- _Set exercise_:
From the listing below, extract each line containing the string "Actual".
## Start
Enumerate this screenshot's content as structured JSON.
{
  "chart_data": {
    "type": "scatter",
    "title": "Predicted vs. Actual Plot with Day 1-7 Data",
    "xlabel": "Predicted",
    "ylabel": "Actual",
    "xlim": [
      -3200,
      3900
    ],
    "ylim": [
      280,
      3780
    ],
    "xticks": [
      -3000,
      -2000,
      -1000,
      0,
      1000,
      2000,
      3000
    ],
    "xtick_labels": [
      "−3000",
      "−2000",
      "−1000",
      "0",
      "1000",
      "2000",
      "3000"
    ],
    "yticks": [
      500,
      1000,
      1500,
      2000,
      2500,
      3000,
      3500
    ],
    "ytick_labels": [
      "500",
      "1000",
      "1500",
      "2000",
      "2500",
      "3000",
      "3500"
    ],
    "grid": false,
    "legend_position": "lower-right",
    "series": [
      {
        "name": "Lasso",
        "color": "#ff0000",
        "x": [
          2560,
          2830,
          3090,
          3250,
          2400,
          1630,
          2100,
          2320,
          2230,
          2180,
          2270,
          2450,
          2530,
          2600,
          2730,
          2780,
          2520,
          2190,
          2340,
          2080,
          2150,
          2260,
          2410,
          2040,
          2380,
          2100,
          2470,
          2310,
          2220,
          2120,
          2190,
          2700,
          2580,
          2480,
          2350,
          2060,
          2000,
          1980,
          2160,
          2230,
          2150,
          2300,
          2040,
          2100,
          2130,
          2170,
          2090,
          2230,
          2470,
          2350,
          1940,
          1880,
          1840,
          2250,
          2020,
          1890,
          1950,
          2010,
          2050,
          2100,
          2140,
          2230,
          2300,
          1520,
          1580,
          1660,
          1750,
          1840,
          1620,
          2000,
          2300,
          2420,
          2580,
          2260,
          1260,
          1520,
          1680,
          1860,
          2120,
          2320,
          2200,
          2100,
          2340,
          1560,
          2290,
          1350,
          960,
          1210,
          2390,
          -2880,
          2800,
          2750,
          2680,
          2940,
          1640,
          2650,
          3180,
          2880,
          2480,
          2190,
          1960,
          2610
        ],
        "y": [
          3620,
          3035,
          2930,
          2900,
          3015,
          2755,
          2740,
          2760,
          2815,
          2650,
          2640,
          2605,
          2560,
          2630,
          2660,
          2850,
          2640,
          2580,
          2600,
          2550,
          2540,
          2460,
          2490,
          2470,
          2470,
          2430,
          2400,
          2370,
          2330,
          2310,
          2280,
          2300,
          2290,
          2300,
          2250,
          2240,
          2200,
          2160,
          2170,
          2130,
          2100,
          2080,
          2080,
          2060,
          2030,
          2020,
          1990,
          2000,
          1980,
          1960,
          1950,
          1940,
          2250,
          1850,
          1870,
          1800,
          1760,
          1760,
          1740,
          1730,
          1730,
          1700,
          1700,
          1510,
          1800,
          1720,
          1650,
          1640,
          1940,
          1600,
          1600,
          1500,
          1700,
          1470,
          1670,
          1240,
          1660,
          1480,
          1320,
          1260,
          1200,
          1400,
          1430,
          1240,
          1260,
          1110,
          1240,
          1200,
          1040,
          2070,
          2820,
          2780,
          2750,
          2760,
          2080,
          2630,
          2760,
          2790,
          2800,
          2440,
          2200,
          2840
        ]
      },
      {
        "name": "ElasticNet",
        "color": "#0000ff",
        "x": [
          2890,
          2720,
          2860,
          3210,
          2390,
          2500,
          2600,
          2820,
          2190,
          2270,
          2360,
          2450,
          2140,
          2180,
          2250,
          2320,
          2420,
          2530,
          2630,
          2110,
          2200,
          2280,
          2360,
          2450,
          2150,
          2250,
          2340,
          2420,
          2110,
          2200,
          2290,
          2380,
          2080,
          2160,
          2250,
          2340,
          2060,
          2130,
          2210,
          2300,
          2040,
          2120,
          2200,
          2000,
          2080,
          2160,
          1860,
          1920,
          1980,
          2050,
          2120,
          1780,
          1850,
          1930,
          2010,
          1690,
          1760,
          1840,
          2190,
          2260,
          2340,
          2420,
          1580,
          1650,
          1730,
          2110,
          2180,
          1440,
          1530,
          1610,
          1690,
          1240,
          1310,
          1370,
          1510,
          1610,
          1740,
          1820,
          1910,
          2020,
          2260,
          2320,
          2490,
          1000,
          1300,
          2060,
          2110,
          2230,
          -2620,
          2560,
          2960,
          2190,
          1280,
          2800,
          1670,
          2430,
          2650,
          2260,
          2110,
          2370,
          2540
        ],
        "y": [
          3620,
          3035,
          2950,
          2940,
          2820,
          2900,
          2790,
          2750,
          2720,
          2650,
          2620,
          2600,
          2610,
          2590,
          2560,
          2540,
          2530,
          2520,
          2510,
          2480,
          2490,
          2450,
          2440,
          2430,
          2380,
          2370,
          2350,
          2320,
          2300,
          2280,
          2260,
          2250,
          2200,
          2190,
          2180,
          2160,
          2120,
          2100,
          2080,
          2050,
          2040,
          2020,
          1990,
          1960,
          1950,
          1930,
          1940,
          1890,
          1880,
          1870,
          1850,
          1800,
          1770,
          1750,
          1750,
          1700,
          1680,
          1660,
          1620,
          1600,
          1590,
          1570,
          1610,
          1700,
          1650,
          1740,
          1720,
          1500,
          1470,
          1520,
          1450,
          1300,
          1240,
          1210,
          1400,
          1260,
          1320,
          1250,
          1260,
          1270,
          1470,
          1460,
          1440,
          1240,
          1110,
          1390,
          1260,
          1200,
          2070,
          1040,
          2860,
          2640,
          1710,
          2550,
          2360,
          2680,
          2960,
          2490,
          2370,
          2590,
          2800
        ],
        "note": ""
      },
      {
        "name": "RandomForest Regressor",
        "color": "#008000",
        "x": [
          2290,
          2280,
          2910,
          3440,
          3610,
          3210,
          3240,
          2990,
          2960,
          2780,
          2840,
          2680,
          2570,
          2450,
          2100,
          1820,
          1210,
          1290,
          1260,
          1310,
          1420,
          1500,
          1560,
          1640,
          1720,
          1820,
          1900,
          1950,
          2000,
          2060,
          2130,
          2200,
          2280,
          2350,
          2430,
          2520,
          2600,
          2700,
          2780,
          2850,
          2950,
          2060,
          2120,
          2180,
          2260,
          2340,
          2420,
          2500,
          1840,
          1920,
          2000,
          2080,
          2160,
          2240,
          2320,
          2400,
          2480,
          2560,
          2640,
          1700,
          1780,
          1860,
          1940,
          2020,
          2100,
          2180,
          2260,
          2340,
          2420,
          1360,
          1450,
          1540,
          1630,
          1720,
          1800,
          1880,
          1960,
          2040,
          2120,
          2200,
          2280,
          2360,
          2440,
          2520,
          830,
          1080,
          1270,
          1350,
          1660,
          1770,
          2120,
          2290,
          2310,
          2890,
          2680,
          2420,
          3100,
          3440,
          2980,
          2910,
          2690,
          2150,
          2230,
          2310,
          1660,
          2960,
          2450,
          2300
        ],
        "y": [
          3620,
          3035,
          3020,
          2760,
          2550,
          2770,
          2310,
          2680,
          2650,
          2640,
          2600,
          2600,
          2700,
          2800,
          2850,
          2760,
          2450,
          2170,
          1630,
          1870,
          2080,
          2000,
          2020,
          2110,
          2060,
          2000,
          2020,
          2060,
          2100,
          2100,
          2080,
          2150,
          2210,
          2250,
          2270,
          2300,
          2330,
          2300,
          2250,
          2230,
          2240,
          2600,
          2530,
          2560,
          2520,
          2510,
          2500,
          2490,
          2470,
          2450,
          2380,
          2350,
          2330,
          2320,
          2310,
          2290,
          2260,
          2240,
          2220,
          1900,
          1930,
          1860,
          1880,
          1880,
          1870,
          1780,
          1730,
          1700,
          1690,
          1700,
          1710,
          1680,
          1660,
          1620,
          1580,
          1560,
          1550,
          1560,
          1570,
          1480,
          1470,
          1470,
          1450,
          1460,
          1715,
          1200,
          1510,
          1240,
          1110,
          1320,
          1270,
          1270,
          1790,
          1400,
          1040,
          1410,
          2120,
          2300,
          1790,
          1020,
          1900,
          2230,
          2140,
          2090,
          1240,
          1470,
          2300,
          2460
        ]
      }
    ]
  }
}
## End
- _Correct response_:
    "title": "Predicted vs. Actual Plot with Day 1-7 Data",
    "ylabel": "Actual",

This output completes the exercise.